> Exercise goal
Repeat the lines that follow, leaving nothing out.

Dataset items
"""

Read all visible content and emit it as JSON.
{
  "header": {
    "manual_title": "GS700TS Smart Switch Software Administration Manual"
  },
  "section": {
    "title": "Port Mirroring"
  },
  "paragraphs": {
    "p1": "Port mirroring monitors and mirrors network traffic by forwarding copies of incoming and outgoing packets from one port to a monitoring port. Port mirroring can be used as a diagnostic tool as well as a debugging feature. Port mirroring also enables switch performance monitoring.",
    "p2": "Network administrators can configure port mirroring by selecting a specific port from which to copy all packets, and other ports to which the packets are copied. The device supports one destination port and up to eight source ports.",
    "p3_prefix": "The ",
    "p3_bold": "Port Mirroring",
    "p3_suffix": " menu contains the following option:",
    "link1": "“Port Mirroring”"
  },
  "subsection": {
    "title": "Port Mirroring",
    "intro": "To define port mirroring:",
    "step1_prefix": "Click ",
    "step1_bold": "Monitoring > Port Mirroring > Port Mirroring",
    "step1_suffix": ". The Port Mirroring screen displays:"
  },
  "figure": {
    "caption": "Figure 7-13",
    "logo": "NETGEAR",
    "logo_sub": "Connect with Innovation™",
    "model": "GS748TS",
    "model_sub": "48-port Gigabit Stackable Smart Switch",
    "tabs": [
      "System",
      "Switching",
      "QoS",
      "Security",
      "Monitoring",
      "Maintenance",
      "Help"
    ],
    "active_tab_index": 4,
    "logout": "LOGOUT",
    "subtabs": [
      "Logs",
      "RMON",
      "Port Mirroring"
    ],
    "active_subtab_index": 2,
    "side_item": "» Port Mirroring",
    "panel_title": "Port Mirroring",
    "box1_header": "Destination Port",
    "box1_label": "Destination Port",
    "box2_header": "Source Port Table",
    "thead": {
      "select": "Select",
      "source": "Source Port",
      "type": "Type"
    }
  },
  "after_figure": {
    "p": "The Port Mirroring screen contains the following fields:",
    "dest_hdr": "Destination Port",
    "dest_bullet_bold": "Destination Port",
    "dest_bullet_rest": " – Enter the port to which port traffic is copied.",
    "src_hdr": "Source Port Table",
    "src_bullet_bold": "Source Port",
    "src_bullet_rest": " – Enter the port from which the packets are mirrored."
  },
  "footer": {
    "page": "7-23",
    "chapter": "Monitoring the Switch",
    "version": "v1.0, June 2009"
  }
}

"""

> Exercise solution
Read all visible content and emit it as JSON.
{
  "header": {
    "manual_title": "GS700TS Smart Switch Software Administration Manual"
  },
  "section": {
    "title": "Port Mirroring"
  },
  "paragraphs": {
    "p1": "Port mirroring monitors and mirrors network traffic by forwarding copies of incoming and outgoing packets from one port to a monitoring port. Port mirroring can be used as a diagnostic tool as well as a debugging feature. Port mirroring also enables switch performance monitoring.",
    "p2": "Network administrators can configure port mirroring by selecting a specific port from which to copy all packets, and other ports to which the packets are copied. The device supports one destination port and up to eight source ports.",
    "p3_prefix": "The ",
    "p3_bold": "Port Mirroring",
    "p3_suffix": " menu contains the following option:",
    "link1": "“Port Mirroring”"
  },
  "subsection": {
    "title": "Port Mirroring",
    "intro": "To define port mirroring:",
    "step1_prefix": "Click ",
    "step1_bold": "Monitoring > Port Mirroring > Port Mirroring",
    "step1_suffix": ". The Port Mirroring screen displays:"
  },
  "figure": {
    "caption": "Figure 7-13",
    "logo": "NETGEAR",
    "logo_sub": "Connect with Innovation™",
    "model": "GS748TS",
    "model_sub": "48-port Gigabit Stackable Smart Switch",
    "tabs": [
      "System",
      "Switching",
      "QoS",
      "Security",
      "Monitoring",
      "Maintenance",
      "Help"
    ],
    "active_tab_index": 4,
    "logout": "LOGOUT",
    "subtabs": [
      "Logs",
      "RMON",
      "Port Mirroring"
    ],
    "active_subtab_index": 2,
    "side_item": "» Port Mirroring",
    "panel_title": "Port Mirroring",
    "box1_header": "Destination Port",
    "box1_label": "Destination Port",
    "box2_header": "Source Port Table",
    "thead": {
      "select": "Select",
      "source": "Source Port",
      "type": "Type"
    }
  },
  "after_figure": {
    "p": "The Port Mirroring screen contains the following fields:",
    "dest_hdr": "Destination Port",
    "dest_bullet_bold": "Destination Port",
    "dest_bullet_rest": " – Enter the port to which port traffic is copied.",
    "src_hdr": "Source Port Table",
    "src_bullet_bold": "Source Port",
    "src_bullet_rest": " – Enter the port from which the packets are mirrored."
  },
  "footer": {
    "page": "7-23",
    "chapter": "Monitoring the Switch",
    "version": "v1.0, June 2009"
  }
}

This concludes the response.